» **DIRECTIONS FOR THIS TASK**:
Convert all of the data below into a Markdown table with two columns, Row and Line: put the row number under Row and the line under Line. Leave out any blank lines.

- - -

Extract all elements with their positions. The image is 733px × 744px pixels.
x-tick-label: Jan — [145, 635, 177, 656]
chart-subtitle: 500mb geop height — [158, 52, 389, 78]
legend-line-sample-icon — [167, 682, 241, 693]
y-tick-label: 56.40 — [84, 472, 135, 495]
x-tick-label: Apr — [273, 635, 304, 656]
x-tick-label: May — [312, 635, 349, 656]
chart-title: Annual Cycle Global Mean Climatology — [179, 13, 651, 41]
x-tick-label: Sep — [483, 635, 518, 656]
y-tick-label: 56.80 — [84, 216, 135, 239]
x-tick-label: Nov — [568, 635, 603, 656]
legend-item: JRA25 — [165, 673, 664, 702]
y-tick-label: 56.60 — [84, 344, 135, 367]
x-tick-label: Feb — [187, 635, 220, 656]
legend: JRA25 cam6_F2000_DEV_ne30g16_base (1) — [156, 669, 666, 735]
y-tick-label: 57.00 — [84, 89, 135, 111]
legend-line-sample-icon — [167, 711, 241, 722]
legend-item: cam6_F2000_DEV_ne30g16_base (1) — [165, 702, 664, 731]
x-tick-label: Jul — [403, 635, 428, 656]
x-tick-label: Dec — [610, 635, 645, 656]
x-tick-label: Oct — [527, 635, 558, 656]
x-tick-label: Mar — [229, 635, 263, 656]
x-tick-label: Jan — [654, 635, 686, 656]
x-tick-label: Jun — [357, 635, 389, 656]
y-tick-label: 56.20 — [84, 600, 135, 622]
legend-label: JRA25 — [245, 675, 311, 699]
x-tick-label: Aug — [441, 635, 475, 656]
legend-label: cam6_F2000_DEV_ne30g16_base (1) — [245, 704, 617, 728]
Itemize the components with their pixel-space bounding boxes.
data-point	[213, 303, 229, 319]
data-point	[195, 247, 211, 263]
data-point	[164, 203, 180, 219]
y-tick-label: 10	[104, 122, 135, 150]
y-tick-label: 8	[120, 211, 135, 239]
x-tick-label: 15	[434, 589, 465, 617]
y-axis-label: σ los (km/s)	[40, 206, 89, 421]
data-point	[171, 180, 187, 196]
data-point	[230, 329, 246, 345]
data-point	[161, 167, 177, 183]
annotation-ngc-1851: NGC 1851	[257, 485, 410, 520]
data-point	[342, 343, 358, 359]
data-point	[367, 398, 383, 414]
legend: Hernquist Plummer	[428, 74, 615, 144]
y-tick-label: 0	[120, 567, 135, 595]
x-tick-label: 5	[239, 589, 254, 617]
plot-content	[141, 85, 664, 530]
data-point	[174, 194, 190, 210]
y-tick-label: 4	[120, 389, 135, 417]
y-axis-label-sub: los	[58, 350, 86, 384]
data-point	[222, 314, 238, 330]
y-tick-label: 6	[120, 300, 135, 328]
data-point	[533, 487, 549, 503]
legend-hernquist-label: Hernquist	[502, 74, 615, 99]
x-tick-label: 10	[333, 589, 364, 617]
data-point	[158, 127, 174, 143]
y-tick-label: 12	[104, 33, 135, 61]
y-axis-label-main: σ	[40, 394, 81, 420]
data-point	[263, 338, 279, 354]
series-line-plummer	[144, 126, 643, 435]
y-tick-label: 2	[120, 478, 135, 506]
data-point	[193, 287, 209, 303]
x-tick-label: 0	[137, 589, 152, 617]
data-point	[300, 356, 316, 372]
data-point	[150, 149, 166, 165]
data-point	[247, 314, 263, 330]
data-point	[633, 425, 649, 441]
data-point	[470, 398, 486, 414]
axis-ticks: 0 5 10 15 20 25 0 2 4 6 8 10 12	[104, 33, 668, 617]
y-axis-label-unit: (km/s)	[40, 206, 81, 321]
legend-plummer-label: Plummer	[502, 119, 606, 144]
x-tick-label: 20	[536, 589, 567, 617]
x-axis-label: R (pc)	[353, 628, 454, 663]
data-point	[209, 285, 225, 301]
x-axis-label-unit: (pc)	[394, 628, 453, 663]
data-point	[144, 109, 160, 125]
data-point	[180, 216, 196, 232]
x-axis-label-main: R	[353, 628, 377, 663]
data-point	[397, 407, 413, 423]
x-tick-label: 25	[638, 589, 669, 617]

- - -

» **FULL OUTPUT**:
| Row | Line |
|---|---|
| 1 | Extract all elements with their positions. The image is 733px × 744px pixels. |
| 2 | x-tick-label: Jan — [145, 635, 177, 656] |
| 3 | chart-subtitle: 500mb geop height — [158, 52, 389, 78] |
| 4 | legend-line-sample-icon — [167, 682, 241, 693] |
| 5 | y-tick-label: 56.40 — [84, 472, 135, 495] |
| 6 | x-tick-label: Apr — [273, 635, 304, 656] |
| 7 | x-tick-label: May — [312, 635, 349, 656] |
| 8 | chart-title: Annual Cycle Global Mean Climatology — [179, 13, 651, 41] |
| 9 | x-tick-label: Sep — [483, 635, 518, 656] |
| 10 | y-tick-label: 56.80 — [84, 216, 135, 239] |
| 11 | x-tick-label: Nov — [568, 635, 603, 656] |
| 12 | legend-item: JRA25 — [165, 673, 664, 702] |
| 13 | y-tick-label: 56.60 — [84, 344, 135, 367] |
| 14 | x-tick-label: Feb — [187, 635, 220, 656] |
| 15 | legend: JRA25 cam6_F2000_DEV_ne30g16_base (1) — [156, 669, 666, 735] |
| 16 | y-tick-label: 57.00 — [84, 89, 135, 111] |
| 17 | legend-line-sample-icon — [167, 711, 241, 722] |
| 18 | legend-item: cam6_F2000_DEV_ne30g16_base (1) — [165, 702, 664, 731] |
| 19 | x-tick-label: Jul — [403, 635, 428, 656] |
| 20 | x-tick-label: Dec — [610, 635, 645, 656] |
| 21 | x-tick-label: Oct — [527, 635, 558, 656] |
| 22 | x-tick-label: Mar — [229, 635, 263, 656] |
| 23 | x-tick-label: Jan — [654, 635, 686, 656] |
| 24 | x-tick-label: Jun — [357, 635, 389, 656] |
| 25 | y-tick-label: 56.20 — [84, 600, 135, 622] |
| 26 | legend-label: JRA25 — [245, 675, 311, 699] |
| 27 | x-tick-label: Aug — [441, 635, 475, 656] |
| 28 | legend-label: cam6_F2000_DEV_ne30g16_base (1) — [245, 704, 617, 728] |
| 29 | Itemize the components with their pixel-space bounding boxes. |
| 30 | data-point	[213, 303, 229, 319] |
| 31 | data-point	[195, 247, 211, 263] |
| 32 | data-point	[164, 203, 180, 219] |
| 33 | y-tick-label: 10	[104, 122, 135, 150] |
| 34 | y-tick-label: 8	[120, 211, 135, 239] |
| 35 | x-tick-label: 15	[434, 589, 465, 617] |
| 36 | y-axis-label: σ los (km/s)	[40, 206, 89, 421] |
| 37 | data-point	[171, 180, 187, 196] |
| 38 | data-point	[230, 329, 246, 345] |
| 39 | data-point	[161, 167, 177, 183] |
| 40 | annotation-ngc-1851: NGC 1851	[257, 485, 410, 520] |
| 41 | data-point	[342, 343, 358, 359] |
| 42 | data-point	[367, 398, 383, 414] |
| 43 | legend: Hernquist Plummer	[428, 74, 615, 144] |
| 44 | y-tick-label: 0	[120, 567, 135, 595] |
| 45 | x-tick-label: 5	[239, 589, 254, 617] |
| 46 | plot-content	[141, 85, 664, 530] |
| 47 | data-point	[174, 194, 190, 210] |
| 48 | y-tick-label: 4	[120, 389, 135, 417] |
| 49 | y-axis-label-sub: los	[58, 350, 86, 384] |
| 50 | data-point	[222, 314, 238, 330] |
| 51 | y-tick-label: 6	[120, 300, 135, 328] |
| 52 | data-point	[533, 487, 549, 503] |
| 53 | legend-hernquist-label: Hernquist	[502, 74, 615, 99] |
| 54 | x-tick-label: 10	[333, 589, 364, 617] |
| 55 | data-point	[158, 127, 174, 143] |
| 56 | y-tick-label: 12	[104, 33, 135, 61] |
| 57 | y-axis-label-main: σ	[40, 394, 81, 420] |
| 58 | data-point	[263, 338, 279, 354] |
| 59 | series-line-plummer	[144, 126, 643, 435] |
| 60 | y-tick-label: 2	[120, 478, 135, 506] |
| 61 | data-point	[193, 287, 209, 303] |
| 62 | x-tick-label: 0	[137, 589, 152, 617] |
| 63 | data-point	[300, 356, 316, 372] |
| 64 | data-point	[150, 149, 166, 165] |
| 65 | data-point	[247, 314, 263, 330] |
| 66 | data-point	[633, 425, 649, 441] |
| 67 | data-point	[470, 398, 486, 414] |
| 68 | axis-ticks: 0 5 10 15 20 25 0 2 4 6 8 10 12	[104, 33, 668, 617] |
| 69 | y-axis-label-unit: (km/s)	[40, 206, 81, 321] |
| 70 | legend-plummer-label: Plummer	[502, 119, 606, 144] |
| 71 | x-tick-label: 20	[536, 589, 567, 617] |
| 72 | x-axis-label: R (pc)	[353, 628, 454, 663] |
| 73 | data-point	[209, 285, 225, 301] |
| 74 | x-axis-label-unit: (pc)	[394, 628, 453, 663] |
| 75 | data-point	[144, 109, 160, 125] |
| 76 | data-point	[180, 216, 196, 232] |
| 77 | x-axis-label-main: R	[353, 628, 377, 663] |
| 78 | data-point	[397, 407, 413, 423] |
| 79 | x-tick-label: 25	[638, 589, 669, 617] |